*** Opening of SUPPLIED MATERIAL ***

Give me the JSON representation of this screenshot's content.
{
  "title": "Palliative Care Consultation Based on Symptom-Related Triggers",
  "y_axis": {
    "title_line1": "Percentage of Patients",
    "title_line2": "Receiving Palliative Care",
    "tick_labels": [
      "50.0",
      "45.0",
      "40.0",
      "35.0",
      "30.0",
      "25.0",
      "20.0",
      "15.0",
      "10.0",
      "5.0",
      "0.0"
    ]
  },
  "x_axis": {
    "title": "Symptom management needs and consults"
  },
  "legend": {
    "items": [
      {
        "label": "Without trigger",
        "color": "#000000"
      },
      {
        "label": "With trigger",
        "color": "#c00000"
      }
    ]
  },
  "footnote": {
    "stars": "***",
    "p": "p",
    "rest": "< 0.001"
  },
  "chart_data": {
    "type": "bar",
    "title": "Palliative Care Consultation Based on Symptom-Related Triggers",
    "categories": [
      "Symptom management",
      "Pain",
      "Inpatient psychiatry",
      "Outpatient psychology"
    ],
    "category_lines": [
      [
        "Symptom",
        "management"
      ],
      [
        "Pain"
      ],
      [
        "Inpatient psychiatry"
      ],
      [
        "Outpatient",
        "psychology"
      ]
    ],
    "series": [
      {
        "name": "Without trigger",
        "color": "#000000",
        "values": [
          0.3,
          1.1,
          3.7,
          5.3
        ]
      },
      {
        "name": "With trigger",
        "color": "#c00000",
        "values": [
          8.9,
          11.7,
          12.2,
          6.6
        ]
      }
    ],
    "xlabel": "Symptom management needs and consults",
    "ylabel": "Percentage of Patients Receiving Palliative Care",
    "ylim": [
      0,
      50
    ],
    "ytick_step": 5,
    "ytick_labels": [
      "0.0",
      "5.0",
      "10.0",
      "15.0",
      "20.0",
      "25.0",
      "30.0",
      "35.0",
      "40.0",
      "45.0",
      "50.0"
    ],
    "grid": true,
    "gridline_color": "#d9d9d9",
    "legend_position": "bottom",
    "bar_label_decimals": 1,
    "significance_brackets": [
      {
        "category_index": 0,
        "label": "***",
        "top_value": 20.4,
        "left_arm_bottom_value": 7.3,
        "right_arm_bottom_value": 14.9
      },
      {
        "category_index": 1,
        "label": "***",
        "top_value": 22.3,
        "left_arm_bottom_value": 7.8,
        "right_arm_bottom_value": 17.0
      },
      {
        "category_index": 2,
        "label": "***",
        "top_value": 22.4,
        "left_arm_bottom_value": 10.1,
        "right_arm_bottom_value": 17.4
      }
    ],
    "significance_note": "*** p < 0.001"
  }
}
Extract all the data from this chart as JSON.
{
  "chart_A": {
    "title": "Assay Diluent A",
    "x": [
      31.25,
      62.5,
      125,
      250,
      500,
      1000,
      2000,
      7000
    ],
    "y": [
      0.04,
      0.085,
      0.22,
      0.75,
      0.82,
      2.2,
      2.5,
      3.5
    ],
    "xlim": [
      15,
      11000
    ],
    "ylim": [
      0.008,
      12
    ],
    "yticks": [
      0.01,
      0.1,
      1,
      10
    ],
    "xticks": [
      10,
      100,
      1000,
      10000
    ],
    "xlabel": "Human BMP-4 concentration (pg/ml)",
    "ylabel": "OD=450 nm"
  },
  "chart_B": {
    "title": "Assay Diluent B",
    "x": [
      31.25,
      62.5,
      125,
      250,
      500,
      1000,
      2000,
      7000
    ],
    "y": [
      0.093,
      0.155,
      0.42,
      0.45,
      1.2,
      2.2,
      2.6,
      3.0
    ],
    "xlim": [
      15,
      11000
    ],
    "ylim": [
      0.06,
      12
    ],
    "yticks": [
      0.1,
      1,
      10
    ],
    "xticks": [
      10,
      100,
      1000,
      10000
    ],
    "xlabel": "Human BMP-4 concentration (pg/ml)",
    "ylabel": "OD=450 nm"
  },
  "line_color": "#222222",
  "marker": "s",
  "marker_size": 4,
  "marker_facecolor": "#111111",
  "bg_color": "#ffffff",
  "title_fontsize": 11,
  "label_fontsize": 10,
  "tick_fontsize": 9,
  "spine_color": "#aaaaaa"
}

*** Close of SUPPLIED MATERIAL ***

## [YOUR OBJECTIVE]
Each record needs to be duplicated exactly.

## [REPLY TO THE EXERCISE]
Give me the JSON representation of this screenshot's content.
{
  "title": "Palliative Care Consultation Based on Symptom-Related Triggers",
  "y_axis": {
    "title_line1": "Percentage of Patients",
    "title_line2": "Receiving Palliative Care",
    "tick_labels": [
      "50.0",
      "45.0",
      "40.0",
      "35.0",
      "30.0",
      "25.0",
      "20.0",
      "15.0",
      "10.0",
      "5.0",
      "0.0"
    ]
  },
  "x_axis": {
    "title": "Symptom management needs and consults"
  },
  "legend": {
    "items": [
      {
        "label": "Without trigger",
        "color": "#000000"
      },
      {
        "label": "With trigger",
        "color": "#c00000"
      }
    ]
  },
  "footnote": {
    "stars": "***",
    "p": "p",
    "rest": "< 0.001"
  },
  "chart_data": {
    "type": "bar",
    "title": "Palliative Care Consultation Based on Symptom-Related Triggers",
    "categories": [
      "Symptom management",
      "Pain",
      "Inpatient psychiatry",
      "Outpatient psychology"
    ],
    "category_lines": [
      [
        "Symptom",
        "management"
      ],
      [
        "Pain"
      ],
      [
        "Inpatient psychiatry"
      ],
      [
        "Outpatient",
        "psychology"
      ]
    ],
    "series": [
      {
        "name": "Without trigger",
        "color": "#000000",
        "values": [
          0.3,
          1.1,
          3.7,
          5.3
        ]
      },
      {
        "name": "With trigger",
        "color": "#c00000",
        "values": [
          8.9,
          11.7,
          12.2,
          6.6
        ]
      }
    ],
    "xlabel": "Symptom management needs and consults",
    "ylabel": "Percentage of Patients Receiving Palliative Care",
    "ylim": [
      0,
      50
    ],
    "ytick_step": 5,
    "ytick_labels": [
      "0.0",
      "5.0",
      "10.0",
      "15.0",
      "20.0",
      "25.0",
      "30.0",
      "35.0",
      "40.0",
      "45.0",
      "50.0"
    ],
    "grid": true,
    "gridline_color": "#d9d9d9",
    "legend_position": "bottom",
    "bar_label_decimals": 1,
    "significance_brackets": [
      {
        "category_index": 0,
        "label": "***",
        "top_value": 20.4,
        "left_arm_bottom_value": 7.3,
        "right_arm_bottom_value": 14.9
      },
      {
        "category_index": 1,
        "label": "***",
        "top_value": 22.3,
        "left_arm_bottom_value": 7.8,
        "right_arm_bottom_value": 17.0
      },
      {
        "category_index": 2,
        "label": "***",
        "top_value": 22.4,
        "left_arm_bottom_value": 10.1,
        "right_arm_bottom_value": 17.4
      }
    ],
    "significance_note": "*** p < 0.001"
  }
}
Extract all the data from this chart as JSON.
{
  "chart_A": {
    "title": "Assay Diluent A",
    "x": [
      31.25,
      62.5,
      125,
      250,
      500,
      1000,
      2000,
      7000
    ],
    "y": [
      0.04,
      0.085,
      0.22,
      0.75,
      0.82,
      2.2,
      2.5,
      3.5
    ],
    "xlim": [
      15,
      11000
    ],
    "ylim": [
      0.008,
      12
    ],
    "yticks": [
      0.01,
      0.1,
      1,
      10
    ],
    "xticks": [
      10,
      100,
      1000,
      10000
    ],
    "xlabel": "Human BMP-4 concentration (pg/ml)",
    "ylabel": "OD=450 nm"
  },
  "chart_B": {
    "title": "Assay Diluent B",
    "x": [
      31.25,
      62.5,
      125,
      250,
      500,
      1000,
      2000,
      7000
    ],
    "y": [
      0.093,
      0.155,
      0.42,
      0.45,
      1.2,
      2.2,
      2.6,
      3.0
    ],
    "xlim": [
      15,
      11000
    ],
    "ylim": [
      0.06,
      12
    ],
    "yticks": [
      0.1,
      1,
      10
    ],
    "xticks": [
      10,
      100,
      1000,
      10000
    ],
    "xlabel": "Human BMP-4 concentration (pg/ml)",
    "ylabel": "OD=450 nm"
  },
  "line_color": "#222222",
  "marker": "s",
  "marker_size": 4,
  "marker_facecolor": "#111111",
  "bg_color": "#ffffff",
  "title_fontsize": 11,
  "label_fontsize": 10,
  "tick_fontsize": 9,
  "spine_color": "#aaaaaa"
}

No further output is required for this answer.